Directive —
Extract the lines that hold the string "JSON".

Listing —
>> Begin
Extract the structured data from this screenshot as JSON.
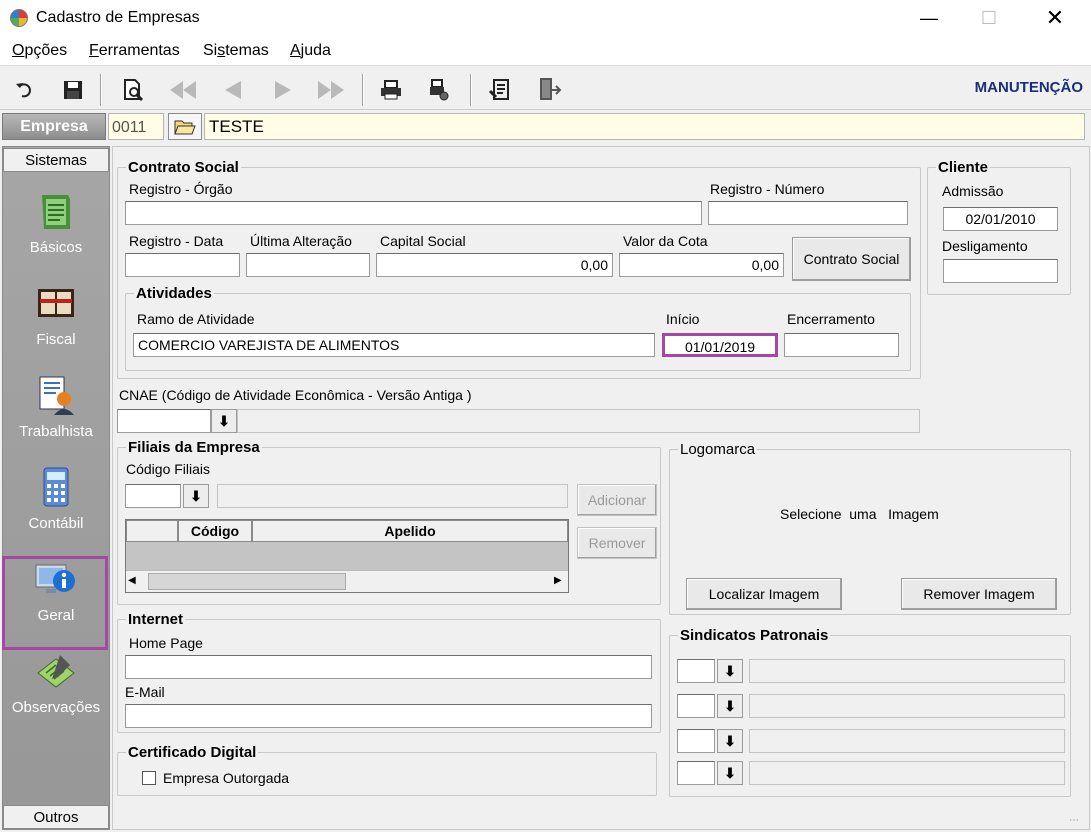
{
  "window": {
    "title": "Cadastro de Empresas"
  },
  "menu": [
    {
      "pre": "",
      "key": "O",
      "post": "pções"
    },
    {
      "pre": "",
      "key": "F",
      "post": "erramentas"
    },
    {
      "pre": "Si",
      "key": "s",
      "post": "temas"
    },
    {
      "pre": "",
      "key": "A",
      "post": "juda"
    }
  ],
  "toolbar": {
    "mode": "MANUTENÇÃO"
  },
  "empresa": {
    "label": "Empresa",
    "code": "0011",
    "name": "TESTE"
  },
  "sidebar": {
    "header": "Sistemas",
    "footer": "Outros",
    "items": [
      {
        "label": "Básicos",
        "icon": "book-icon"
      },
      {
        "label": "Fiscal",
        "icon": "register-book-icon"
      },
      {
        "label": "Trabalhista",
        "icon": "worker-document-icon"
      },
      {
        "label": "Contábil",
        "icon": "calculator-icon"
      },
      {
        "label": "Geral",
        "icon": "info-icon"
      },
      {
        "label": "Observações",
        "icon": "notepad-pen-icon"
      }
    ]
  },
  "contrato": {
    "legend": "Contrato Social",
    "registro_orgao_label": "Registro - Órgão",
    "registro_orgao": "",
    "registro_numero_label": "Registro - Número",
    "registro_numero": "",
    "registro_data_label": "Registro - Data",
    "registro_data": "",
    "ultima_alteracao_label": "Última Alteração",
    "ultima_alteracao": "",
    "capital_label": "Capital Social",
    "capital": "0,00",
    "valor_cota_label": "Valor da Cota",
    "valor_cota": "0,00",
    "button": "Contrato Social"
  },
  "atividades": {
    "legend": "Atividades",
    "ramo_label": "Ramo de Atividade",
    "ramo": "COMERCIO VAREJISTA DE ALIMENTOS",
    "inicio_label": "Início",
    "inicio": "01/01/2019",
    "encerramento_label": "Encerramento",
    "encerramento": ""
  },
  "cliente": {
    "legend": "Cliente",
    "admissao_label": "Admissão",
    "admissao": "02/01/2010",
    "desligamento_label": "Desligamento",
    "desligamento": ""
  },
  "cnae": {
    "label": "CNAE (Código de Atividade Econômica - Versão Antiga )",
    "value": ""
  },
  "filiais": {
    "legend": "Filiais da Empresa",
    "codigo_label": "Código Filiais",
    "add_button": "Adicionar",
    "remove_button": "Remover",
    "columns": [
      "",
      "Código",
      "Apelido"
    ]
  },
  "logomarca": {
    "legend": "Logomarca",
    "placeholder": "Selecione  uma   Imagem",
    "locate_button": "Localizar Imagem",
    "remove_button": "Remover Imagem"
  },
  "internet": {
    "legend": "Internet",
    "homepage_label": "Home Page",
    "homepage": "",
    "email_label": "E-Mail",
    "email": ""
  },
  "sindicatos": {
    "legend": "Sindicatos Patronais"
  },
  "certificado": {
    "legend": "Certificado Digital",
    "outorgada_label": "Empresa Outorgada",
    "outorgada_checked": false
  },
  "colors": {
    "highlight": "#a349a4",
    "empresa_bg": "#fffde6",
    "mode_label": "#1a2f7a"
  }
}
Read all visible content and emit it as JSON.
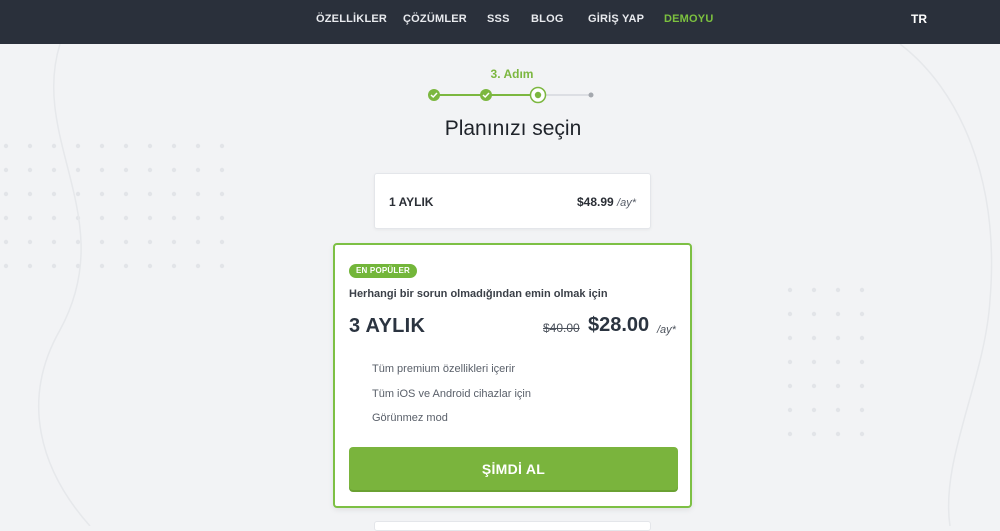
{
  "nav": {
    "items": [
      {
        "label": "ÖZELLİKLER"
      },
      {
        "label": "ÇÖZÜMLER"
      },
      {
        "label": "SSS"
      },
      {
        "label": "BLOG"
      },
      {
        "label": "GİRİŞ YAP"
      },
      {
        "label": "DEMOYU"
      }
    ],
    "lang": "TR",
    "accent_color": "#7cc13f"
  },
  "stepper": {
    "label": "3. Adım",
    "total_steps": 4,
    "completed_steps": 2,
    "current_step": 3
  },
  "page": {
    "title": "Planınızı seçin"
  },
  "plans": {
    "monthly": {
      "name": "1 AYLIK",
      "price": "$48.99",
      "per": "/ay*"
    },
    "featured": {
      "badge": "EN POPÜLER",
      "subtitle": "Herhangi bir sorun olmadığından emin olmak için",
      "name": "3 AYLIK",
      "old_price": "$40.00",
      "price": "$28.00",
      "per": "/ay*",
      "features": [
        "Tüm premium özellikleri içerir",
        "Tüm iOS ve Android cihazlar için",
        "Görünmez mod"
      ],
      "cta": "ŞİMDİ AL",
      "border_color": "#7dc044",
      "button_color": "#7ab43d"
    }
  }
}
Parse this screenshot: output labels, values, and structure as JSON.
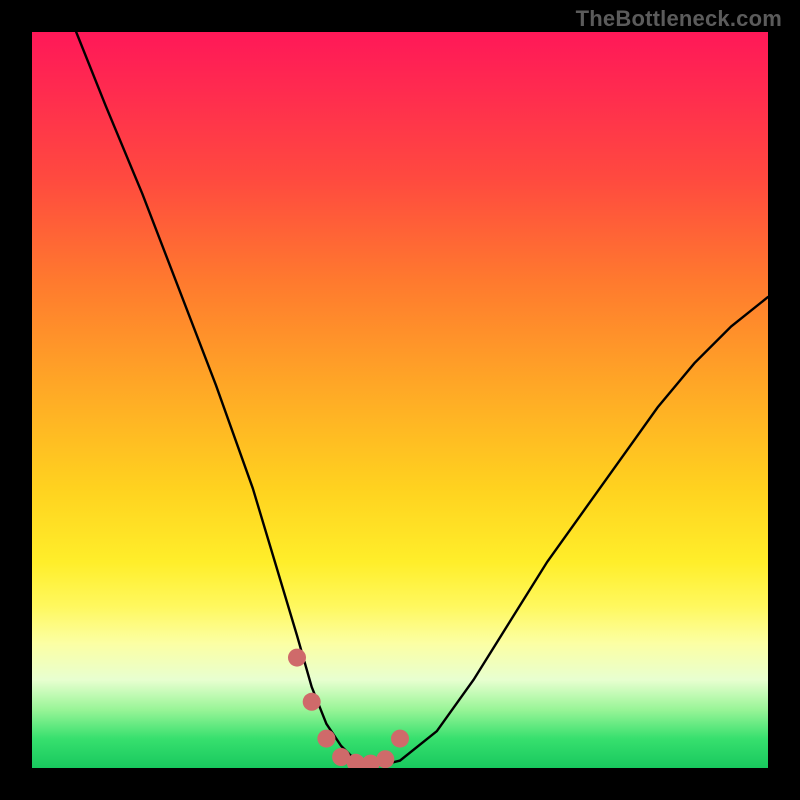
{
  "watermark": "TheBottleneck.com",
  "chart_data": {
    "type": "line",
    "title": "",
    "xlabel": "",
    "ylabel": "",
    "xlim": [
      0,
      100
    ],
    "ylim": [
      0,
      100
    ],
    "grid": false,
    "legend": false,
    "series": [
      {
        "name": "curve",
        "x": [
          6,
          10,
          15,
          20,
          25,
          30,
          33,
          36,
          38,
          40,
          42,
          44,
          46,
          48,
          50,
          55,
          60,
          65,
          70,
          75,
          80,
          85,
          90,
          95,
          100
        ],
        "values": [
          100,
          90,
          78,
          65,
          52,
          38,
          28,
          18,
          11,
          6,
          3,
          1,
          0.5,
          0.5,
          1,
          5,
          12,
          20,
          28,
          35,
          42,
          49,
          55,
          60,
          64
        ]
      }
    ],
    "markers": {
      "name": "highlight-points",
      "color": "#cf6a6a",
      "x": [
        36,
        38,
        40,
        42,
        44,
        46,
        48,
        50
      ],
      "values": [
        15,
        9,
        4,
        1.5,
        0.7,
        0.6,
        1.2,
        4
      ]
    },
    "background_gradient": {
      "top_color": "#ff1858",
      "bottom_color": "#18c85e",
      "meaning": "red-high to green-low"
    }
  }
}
>> End
Completed task —
Extract the structured data from this screenshot as JSON.
Read all visible content and emit it as JSON.
Parse this screenshot: output labels, values, and structure as JSON.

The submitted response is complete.